_EXERCISE PROMPT_
Rewrite the records below as one numbered list, with each line as its own entry. Skip blank lines and leave out the pictures.

_TASK MATERIAL_
::::::::::
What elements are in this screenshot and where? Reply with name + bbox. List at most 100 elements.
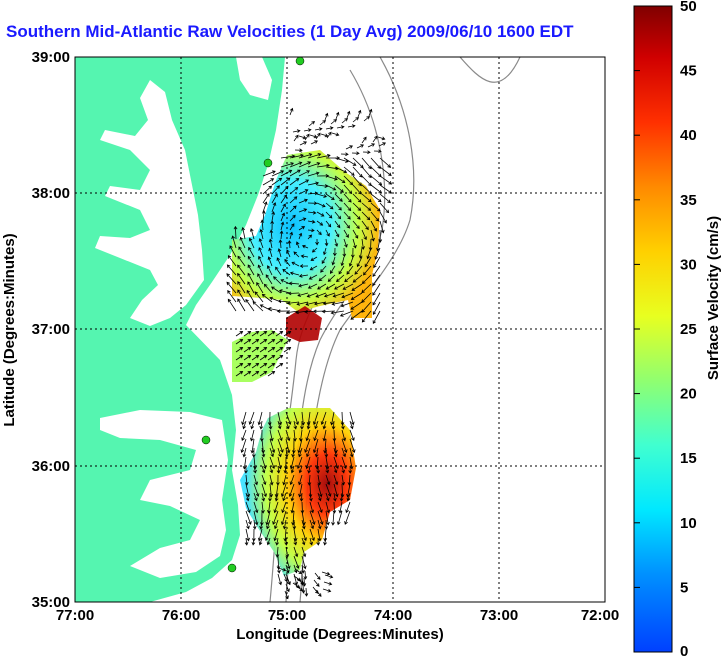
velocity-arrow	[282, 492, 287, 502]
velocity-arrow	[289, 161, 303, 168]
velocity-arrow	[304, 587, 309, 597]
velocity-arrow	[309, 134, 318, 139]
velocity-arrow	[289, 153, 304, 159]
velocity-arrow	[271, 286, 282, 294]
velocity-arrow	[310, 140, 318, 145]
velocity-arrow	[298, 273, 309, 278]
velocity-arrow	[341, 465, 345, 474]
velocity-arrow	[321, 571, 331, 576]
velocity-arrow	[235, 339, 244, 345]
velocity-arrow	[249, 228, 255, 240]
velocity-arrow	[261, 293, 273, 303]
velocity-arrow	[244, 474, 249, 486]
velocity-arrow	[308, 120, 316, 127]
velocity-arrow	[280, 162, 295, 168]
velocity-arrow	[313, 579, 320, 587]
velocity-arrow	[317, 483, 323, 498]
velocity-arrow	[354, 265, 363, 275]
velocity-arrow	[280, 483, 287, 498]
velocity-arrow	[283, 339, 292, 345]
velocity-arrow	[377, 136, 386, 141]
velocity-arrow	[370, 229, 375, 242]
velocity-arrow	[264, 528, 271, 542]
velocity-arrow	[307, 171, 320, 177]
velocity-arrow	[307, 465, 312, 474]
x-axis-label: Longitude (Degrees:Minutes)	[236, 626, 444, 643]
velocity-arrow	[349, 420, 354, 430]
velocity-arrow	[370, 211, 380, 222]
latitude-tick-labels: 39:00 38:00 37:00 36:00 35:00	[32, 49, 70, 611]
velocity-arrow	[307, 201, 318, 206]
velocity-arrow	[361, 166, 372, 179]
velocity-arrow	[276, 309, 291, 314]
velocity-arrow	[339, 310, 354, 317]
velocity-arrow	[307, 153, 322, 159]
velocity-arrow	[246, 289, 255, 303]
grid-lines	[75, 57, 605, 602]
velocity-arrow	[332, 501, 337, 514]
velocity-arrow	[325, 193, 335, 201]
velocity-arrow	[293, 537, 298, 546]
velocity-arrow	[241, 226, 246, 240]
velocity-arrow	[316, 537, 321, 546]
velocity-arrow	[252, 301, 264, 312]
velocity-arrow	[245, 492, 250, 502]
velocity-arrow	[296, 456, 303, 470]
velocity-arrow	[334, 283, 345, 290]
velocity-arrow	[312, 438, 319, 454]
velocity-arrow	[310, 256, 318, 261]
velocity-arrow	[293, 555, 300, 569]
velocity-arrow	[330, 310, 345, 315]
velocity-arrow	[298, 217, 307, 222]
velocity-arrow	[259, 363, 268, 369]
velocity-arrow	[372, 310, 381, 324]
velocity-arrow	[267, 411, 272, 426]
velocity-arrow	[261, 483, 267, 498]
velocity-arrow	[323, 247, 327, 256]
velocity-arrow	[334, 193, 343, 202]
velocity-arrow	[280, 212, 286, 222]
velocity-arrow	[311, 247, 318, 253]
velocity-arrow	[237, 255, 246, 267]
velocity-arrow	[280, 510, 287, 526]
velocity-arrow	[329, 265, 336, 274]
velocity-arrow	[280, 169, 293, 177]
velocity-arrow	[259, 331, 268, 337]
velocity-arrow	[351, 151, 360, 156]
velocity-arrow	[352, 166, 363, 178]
::::::::::
_THE COMPLETED TASK_
1. What elements are in this screenshot and where? Reply with name + bbox. List at most 100 elements.
2. velocity-arrow	[282, 492, 287, 502]
3. velocity-arrow	[289, 161, 303, 168]
4. velocity-arrow	[304, 587, 309, 597]
5. velocity-arrow	[309, 134, 318, 139]
6. velocity-arrow	[289, 153, 304, 159]
7. velocity-arrow	[271, 286, 282, 294]
8. velocity-arrow	[310, 140, 318, 145]
9. velocity-arrow	[298, 273, 309, 278]
10. velocity-arrow	[341, 465, 345, 474]
11. velocity-arrow	[321, 571, 331, 576]
12. velocity-arrow	[235, 339, 244, 345]
13. velocity-arrow	[249, 228, 255, 240]
14. velocity-arrow	[261, 293, 273, 303]
15. velocity-arrow	[244, 474, 249, 486]
16. velocity-arrow	[308, 120, 316, 127]
17. velocity-arrow	[280, 162, 295, 168]
18. velocity-arrow	[313, 579, 320, 587]
19. velocity-arrow	[317, 483, 323, 498]
20. velocity-arrow	[354, 265, 363, 275]
21. velocity-arrow	[280, 483, 287, 498]
22. velocity-arrow	[283, 339, 292, 345]
23. velocity-arrow	[377, 136, 386, 141]
24. velocity-arrow	[370, 229, 375, 242]
25. velocity-arrow	[264, 528, 271, 542]
26. velocity-arrow	[307, 171, 320, 177]
27. velocity-arrow	[307, 465, 312, 474]
28. x-axis-label: Longitude (Degrees:Minutes)	[236, 626, 444, 643]
29. velocity-arrow	[349, 420, 354, 430]
30. velocity-arrow	[370, 211, 380, 222]
31. latitude-tick-labels: 39:00 38:00 37:00 36:00 35:00	[32, 49, 70, 611]
32. velocity-arrow	[307, 201, 318, 206]
33. velocity-arrow	[361, 166, 372, 179]
34. velocity-arrow	[276, 309, 291, 314]
35. velocity-arrow	[339, 310, 354, 317]
36. velocity-arrow	[307, 153, 322, 159]
37. velocity-arrow	[246, 289, 255, 303]
38. grid-lines	[75, 57, 605, 602]
39. velocity-arrow	[332, 501, 337, 514]
40. velocity-arrow	[325, 193, 335, 201]
41. velocity-arrow	[293, 537, 298, 546]
42. velocity-arrow	[241, 226, 246, 240]
43. velocity-arrow	[316, 537, 321, 546]
44. velocity-arrow	[252, 301, 264, 312]
45. velocity-arrow	[245, 492, 250, 502]
46. velocity-arrow	[296, 456, 303, 470]
47. velocity-arrow	[334, 283, 345, 290]
48. velocity-arrow	[312, 438, 319, 454]
49. velocity-arrow	[310, 256, 318, 261]
50. velocity-arrow	[293, 555, 300, 569]
51. velocity-arrow	[330, 310, 345, 315]
52. velocity-arrow	[298, 217, 307, 222]
53. velocity-arrow	[259, 363, 268, 369]
54. velocity-arrow	[372, 310, 381, 324]
55. velocity-arrow	[267, 411, 272, 426]
56. velocity-arrow	[261, 483, 267, 498]
57. velocity-arrow	[323, 247, 327, 256]
58. velocity-arrow	[334, 193, 343, 202]
59. velocity-arrow	[280, 212, 286, 222]
60. velocity-arrow	[311, 247, 318, 253]
61. velocity-arrow	[237, 255, 246, 267]
62. velocity-arrow	[280, 510, 287, 526]
63. velocity-arrow	[329, 265, 336, 274]
64. velocity-arrow	[280, 169, 293, 177]
65. velocity-arrow	[259, 331, 268, 337]
66. velocity-arrow	[351, 151, 360, 156]
67. velocity-arrow	[352, 166, 363, 178]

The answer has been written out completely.